=== WHAT YOU NEED TO DO ===
Copy all of the material below line for line, without changing anything, and leave the pictures out of your answer.

---

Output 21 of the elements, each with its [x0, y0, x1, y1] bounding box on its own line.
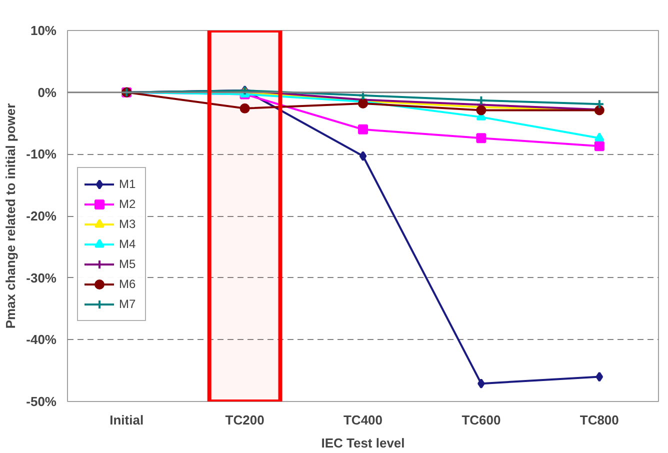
legend-label: M6 — [119, 277, 137, 291]
x-tick-label: TC600 — [462, 412, 501, 428]
y-tick-label: -10% — [26, 146, 57, 162]
legend-label: M4 — [119, 237, 137, 251]
y-tick-label: -40% — [26, 332, 57, 348]
x-tick-label: TC400 — [343, 412, 383, 428]
legend-label: M5 — [119, 257, 137, 271]
legend-label: M7 — [119, 297, 137, 311]
y-tick-label: -50% — [26, 394, 57, 409]
y-tick-label: -20% — [26, 208, 57, 224]
x-tick-label: TC200 — [225, 412, 264, 428]
x-axis-title: IEC Test level — [321, 436, 405, 450]
x-tick-label: Initial — [110, 412, 144, 428]
legend-label: M1 — [119, 177, 137, 191]
y-tick-label: -30% — [26, 270, 57, 286]
legend-label: M2 — [119, 197, 137, 211]
x-tick-label: TC800 — [580, 412, 619, 428]
y-tick-label: 10% — [30, 23, 57, 38]
y-axis-title: Pmax change related to initial power — [3, 103, 18, 329]
y-tick-label: 0% — [38, 84, 57, 100]
legend-label: M3 — [119, 217, 137, 231]
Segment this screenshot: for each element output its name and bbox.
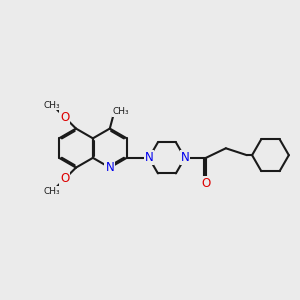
Text: CH₃: CH₃ (43, 100, 60, 109)
Text: N: N (181, 151, 189, 164)
Text: O: O (60, 172, 69, 185)
Text: CH₃: CH₃ (113, 107, 130, 116)
Text: N: N (105, 161, 114, 174)
Text: O: O (60, 111, 69, 124)
Text: CH₃: CH₃ (43, 187, 60, 196)
Text: O: O (201, 177, 211, 190)
Text: N: N (145, 151, 153, 164)
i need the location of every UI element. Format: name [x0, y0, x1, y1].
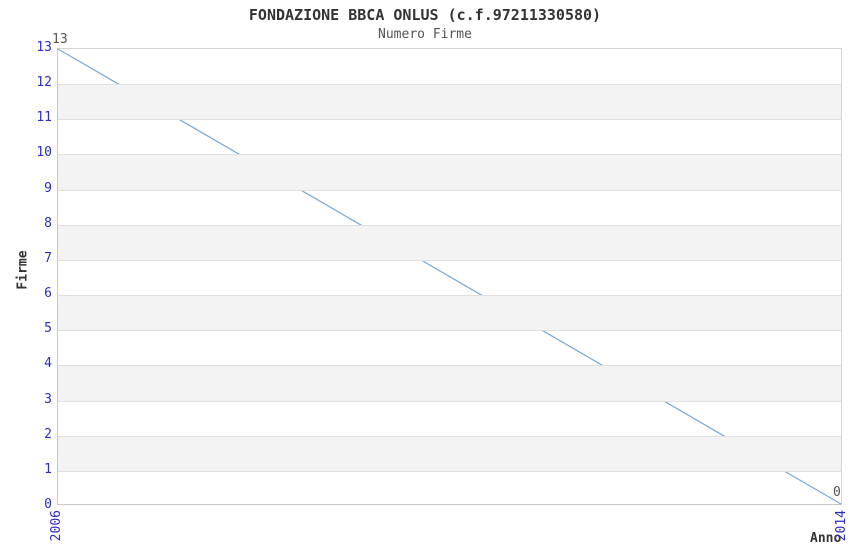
gridline	[58, 330, 841, 332]
x-axis-label: Anno	[810, 531, 842, 546]
y-tick-label: 12	[36, 75, 52, 91]
gridline	[58, 295, 841, 297]
gridline	[58, 435, 841, 437]
gridline	[58, 154, 841, 156]
gridline	[58, 189, 841, 191]
y-tick-label: 3	[44, 391, 52, 407]
data-line	[57, 48, 842, 505]
y-tick-label: 7	[44, 250, 52, 266]
y-tick-label: 8	[44, 215, 52, 231]
y-tick-label: 9	[44, 180, 52, 196]
y-tick-label: 11	[36, 110, 52, 126]
plot-band	[58, 224, 841, 260]
plot-band	[58, 295, 841, 331]
chart-title: FONDAZIONE BBCA ONLUS (c.f.97211330580)	[248, 6, 602, 24]
gridline	[58, 470, 841, 472]
x-tick-label: 2006	[49, 510, 64, 542]
y-tick-label: 13	[36, 40, 52, 55]
chart-subtitle: Numero Firme	[378, 27, 472, 42]
data-point-label: 13	[52, 32, 68, 47]
gridline	[58, 84, 841, 86]
plot-band	[58, 435, 841, 471]
gridline	[58, 400, 841, 402]
y-tick-label: 5	[44, 321, 52, 337]
gridline	[58, 365, 841, 367]
y-tick-label: 10	[36, 145, 52, 161]
plot-band	[58, 84, 841, 120]
x-tick-label: 2014	[834, 510, 849, 542]
data-point-label: 0	[833, 485, 841, 500]
y-tick-label: 2	[44, 426, 52, 442]
y-tick-label: 1	[44, 461, 52, 477]
gridline	[58, 224, 841, 226]
line-series	[57, 48, 842, 505]
y-tick-label: 0	[44, 497, 52, 512]
plot-area	[57, 48, 842, 505]
y-tick-label: 4	[44, 356, 52, 372]
y-tick-label: 6	[44, 286, 52, 302]
gridline	[58, 259, 841, 261]
plot-band	[58, 154, 841, 190]
gridline	[58, 119, 841, 121]
plot-band	[58, 365, 841, 401]
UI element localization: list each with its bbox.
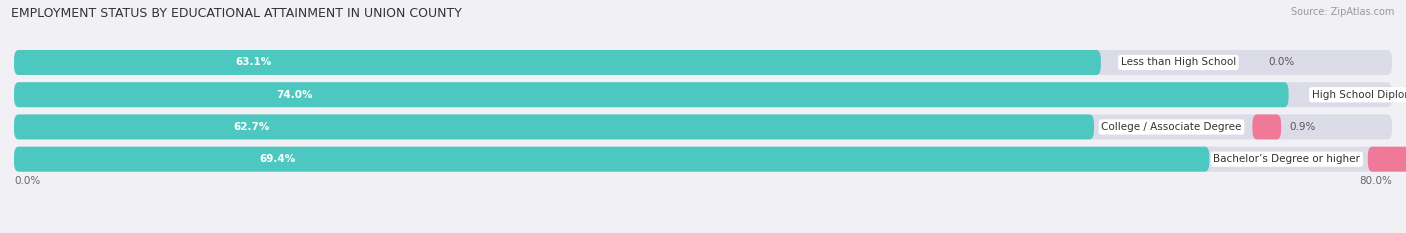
FancyBboxPatch shape: [14, 82, 1392, 107]
Text: College / Associate Degree: College / Associate Degree: [1101, 122, 1241, 132]
FancyBboxPatch shape: [14, 50, 1101, 75]
FancyBboxPatch shape: [14, 114, 1094, 139]
FancyBboxPatch shape: [14, 114, 1392, 139]
FancyBboxPatch shape: [14, 82, 1289, 107]
Text: 69.4%: 69.4%: [259, 154, 295, 164]
Text: Less than High School: Less than High School: [1121, 58, 1236, 68]
FancyBboxPatch shape: [14, 147, 1209, 172]
Text: Bachelor’s Degree or higher: Bachelor’s Degree or higher: [1213, 154, 1361, 164]
Text: 74.0%: 74.0%: [276, 90, 312, 100]
Text: 62.7%: 62.7%: [233, 122, 270, 132]
FancyBboxPatch shape: [14, 50, 1392, 75]
Text: 0.9%: 0.9%: [1289, 122, 1316, 132]
FancyBboxPatch shape: [14, 147, 1392, 172]
Text: EMPLOYMENT STATUS BY EDUCATIONAL ATTAINMENT IN UNION COUNTY: EMPLOYMENT STATUS BY EDUCATIONAL ATTAINM…: [11, 7, 463, 20]
Text: Source: ZipAtlas.com: Source: ZipAtlas.com: [1291, 7, 1395, 17]
Text: 0.0%: 0.0%: [1268, 58, 1294, 68]
Text: 0.0%: 0.0%: [14, 175, 41, 185]
Text: 63.1%: 63.1%: [235, 58, 271, 68]
FancyBboxPatch shape: [1253, 114, 1281, 139]
Text: High School Diploma: High School Diploma: [1312, 90, 1406, 100]
Text: 80.0%: 80.0%: [1360, 175, 1392, 185]
FancyBboxPatch shape: [1368, 147, 1406, 172]
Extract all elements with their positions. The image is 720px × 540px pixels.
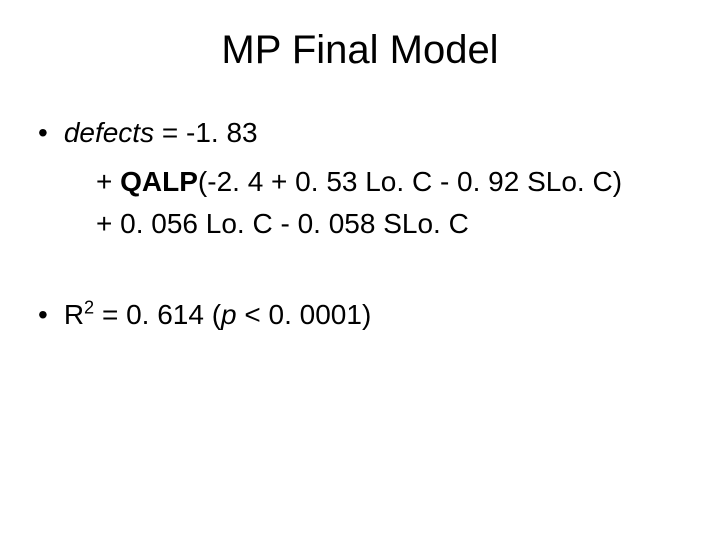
bullet-marker: •: [38, 295, 48, 334]
p-label: p: [221, 299, 237, 330]
intercept-text: = -1. 83: [154, 117, 258, 148]
slide-title: MP Final Model: [0, 0, 720, 113]
spacer: [38, 247, 690, 295]
r-exponent: 2: [84, 297, 94, 317]
bullet-item-1: • defects = -1. 83: [38, 113, 690, 154]
slide-content: • defects = -1. 83 + QALP(-2. 4 + 0. 53 …: [0, 113, 720, 335]
line2-rest: (-2. 4 + 0. 53 Lo. C - 0. 92 SLo. C): [198, 166, 622, 197]
bullet2-text: R2 = 0. 614 (p < 0. 0001): [64, 295, 371, 336]
r-equals: = 0. 614 (: [94, 299, 221, 330]
p-rest: < 0. 0001): [237, 299, 372, 330]
bullet-text-line1: defects = -1. 83: [64, 113, 258, 154]
qalp-label: QALP: [120, 166, 198, 197]
bullet-marker: •: [38, 113, 48, 152]
bullet1-line3: + 0. 056 Lo. C - 0. 058 SLo. C: [38, 204, 690, 245]
line2-prefix: +: [96, 166, 120, 197]
defects-label: defects: [64, 117, 154, 148]
bullet-item-2: • R2 = 0. 614 (p < 0. 0001): [38, 295, 690, 336]
bullet1-line2: + QALP(-2. 4 + 0. 53 Lo. C - 0. 92 SLo. …: [38, 162, 690, 203]
r-label: R: [64, 299, 84, 330]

---

=== FINAL RESULT ===
Output 21 of the elements, each with its [x0, y0, x1, y1] bounding box on its own line.
legend-label: M6 — [119, 277, 137, 291]
x-tick-label: TC600 — [462, 412, 501, 428]
y-tick-label: -10% — [26, 146, 57, 162]
legend-label: M4 — [119, 237, 137, 251]
y-tick-label: -40% — [26, 332, 57, 348]
x-tick-label: TC400 — [343, 412, 383, 428]
legend-label: M5 — [119, 257, 137, 271]
legend-label: M7 — [119, 297, 137, 311]
y-tick-label: -50% — [26, 394, 57, 409]
y-tick-label: -20% — [26, 208, 57, 224]
x-tick-label: TC200 — [225, 412, 264, 428]
x-axis-title: IEC Test level — [321, 436, 405, 450]
x-tick-label: Initial — [110, 412, 144, 428]
legend-label: M1 — [119, 177, 137, 191]
y-tick-label: -30% — [26, 270, 57, 286]
legend-label: M2 — [119, 197, 137, 211]
x-tick-label: TC800 — [580, 412, 619, 428]
y-tick-label: 10% — [30, 23, 57, 38]
y-axis-title: Pmax change related to initial power — [3, 103, 18, 329]
y-tick-label: 0% — [38, 84, 57, 100]
legend-label: M3 — [119, 217, 137, 231]
Segment this screenshot: for each element output its name and bbox.
Text: CH₃: CH₃ (43, 100, 60, 109)
Text: N: N (181, 151, 189, 164)
Text: O: O (60, 172, 69, 185)
Text: CH₃: CH₃ (113, 107, 130, 116)
Text: N: N (105, 161, 114, 174)
Text: O: O (60, 111, 69, 124)
Text: CH₃: CH₃ (43, 187, 60, 196)
Text: O: O (201, 177, 211, 190)
Text: N: N (145, 151, 153, 164)
i need the location of every UI element. Format: name [x0, y0, x1, y1].
gridline	[58, 330, 841, 332]
x-axis-label: Anno	[810, 531, 842, 546]
y-tick-label: 12	[36, 75, 52, 91]
gridline	[58, 295, 841, 297]
gridline	[58, 435, 841, 437]
gridline	[58, 154, 841, 156]
gridline	[58, 189, 841, 191]
y-tick-label: 3	[44, 391, 52, 407]
data-line	[57, 48, 842, 505]
y-tick-label: 7	[44, 250, 52, 266]
y-tick-label: 8	[44, 215, 52, 231]
y-tick-label: 9	[44, 180, 52, 196]
y-tick-label: 11	[36, 110, 52, 126]
plot-band	[58, 224, 841, 260]
plot-band	[58, 295, 841, 331]
chart-title: FONDAZIONE BBCA ONLUS (c.f.97211330580)	[248, 6, 602, 24]
gridline	[58, 470, 841, 472]
x-tick-label: 2006	[49, 510, 64, 542]
y-tick-label: 13	[36, 40, 52, 55]
chart-subtitle: Numero Firme	[378, 27, 472, 42]
data-point-label: 13	[52, 32, 68, 47]
gridline	[58, 84, 841, 86]
plot-band	[58, 435, 841, 471]
gridline	[58, 400, 841, 402]
y-tick-label: 5	[44, 321, 52, 337]
gridline	[58, 365, 841, 367]
y-tick-label: 10	[36, 145, 52, 161]
plot-band	[58, 84, 841, 120]
x-tick-label: 2014	[834, 510, 849, 542]
data-point-label: 0	[833, 485, 841, 500]
y-tick-label: 2	[44, 426, 52, 442]
y-tick-label: 1	[44, 461, 52, 477]
gridline	[58, 224, 841, 226]
line-series	[57, 48, 842, 505]
y-tick-label: 0	[44, 497, 52, 512]
plot-area	[57, 48, 842, 505]
y-tick-label: 4	[44, 356, 52, 372]
y-tick-label: 6	[44, 286, 52, 302]
gridline	[58, 259, 841, 261]
plot-band	[58, 154, 841, 190]
gridline	[58, 119, 841, 121]
plot-band	[58, 365, 841, 401]
UI element localization: list each with its bbox.
FancyBboxPatch shape: [14, 82, 1392, 107]
Text: College / Associate Degree: College / Associate Degree: [1101, 122, 1241, 132]
FancyBboxPatch shape: [14, 50, 1101, 75]
FancyBboxPatch shape: [14, 114, 1094, 139]
FancyBboxPatch shape: [14, 114, 1392, 139]
FancyBboxPatch shape: [14, 82, 1289, 107]
Text: 69.4%: 69.4%: [259, 154, 295, 164]
Text: Less than High School: Less than High School: [1121, 58, 1236, 68]
FancyBboxPatch shape: [14, 147, 1209, 172]
Text: Bachelor’s Degree or higher: Bachelor’s Degree or higher: [1213, 154, 1361, 164]
Text: 74.0%: 74.0%: [276, 90, 312, 100]
Text: 62.7%: 62.7%: [233, 122, 270, 132]
FancyBboxPatch shape: [14, 50, 1392, 75]
Text: 0.9%: 0.9%: [1289, 122, 1316, 132]
FancyBboxPatch shape: [14, 147, 1392, 172]
Text: EMPLOYMENT STATUS BY EDUCATIONAL ATTAINMENT IN UNION COUNTY: EMPLOYMENT STATUS BY EDUCATIONAL ATTAINM…: [11, 7, 463, 20]
Text: Source: ZipAtlas.com: Source: ZipAtlas.com: [1291, 7, 1395, 17]
Text: 0.0%: 0.0%: [1268, 58, 1294, 68]
Text: 0.0%: 0.0%: [14, 175, 41, 185]
Text: 63.1%: 63.1%: [235, 58, 271, 68]
FancyBboxPatch shape: [1253, 114, 1281, 139]
Text: High School Diploma: High School Diploma: [1312, 90, 1406, 100]
Text: 80.0%: 80.0%: [1360, 175, 1392, 185]
FancyBboxPatch shape: [1368, 147, 1406, 172]
Extract all elements with their positions. The image is 720px × 540px pixels.
bullet-marker: •: [38, 295, 48, 334]
p-label: p: [221, 299, 237, 330]
intercept-text: = -1. 83: [154, 117, 258, 148]
slide-title: MP Final Model: [0, 0, 720, 113]
spacer: [38, 247, 690, 295]
r-exponent: 2: [84, 297, 94, 317]
bullet-item-1: • defects = -1. 83: [38, 113, 690, 154]
slide-content: • defects = -1. 83 + QALP(-2. 4 + 0. 53 …: [0, 113, 720, 335]
line2-rest: (-2. 4 + 0. 53 Lo. C - 0. 92 SLo. C): [198, 166, 622, 197]
bullet2-text: R2 = 0. 614 (p < 0. 0001): [64, 295, 371, 336]
r-equals: = 0. 614 (: [94, 299, 221, 330]
p-rest: < 0. 0001): [237, 299, 372, 330]
bullet-text-line1: defects = -1. 83: [64, 113, 258, 154]
qalp-label: QALP: [120, 166, 198, 197]
bullet-marker: •: [38, 113, 48, 152]
bullet1-line3: + 0. 056 Lo. C - 0. 058 SLo. C: [38, 204, 690, 245]
line2-prefix: +: [96, 166, 120, 197]
defects-label: defects: [64, 117, 154, 148]
bullet-item-2: • R2 = 0. 614 (p < 0. 0001): [38, 295, 690, 336]
bullet1-line2: + QALP(-2. 4 + 0. 53 Lo. C - 0. 92 SLo. …: [38, 162, 690, 203]
r-label: R: [64, 299, 84, 330]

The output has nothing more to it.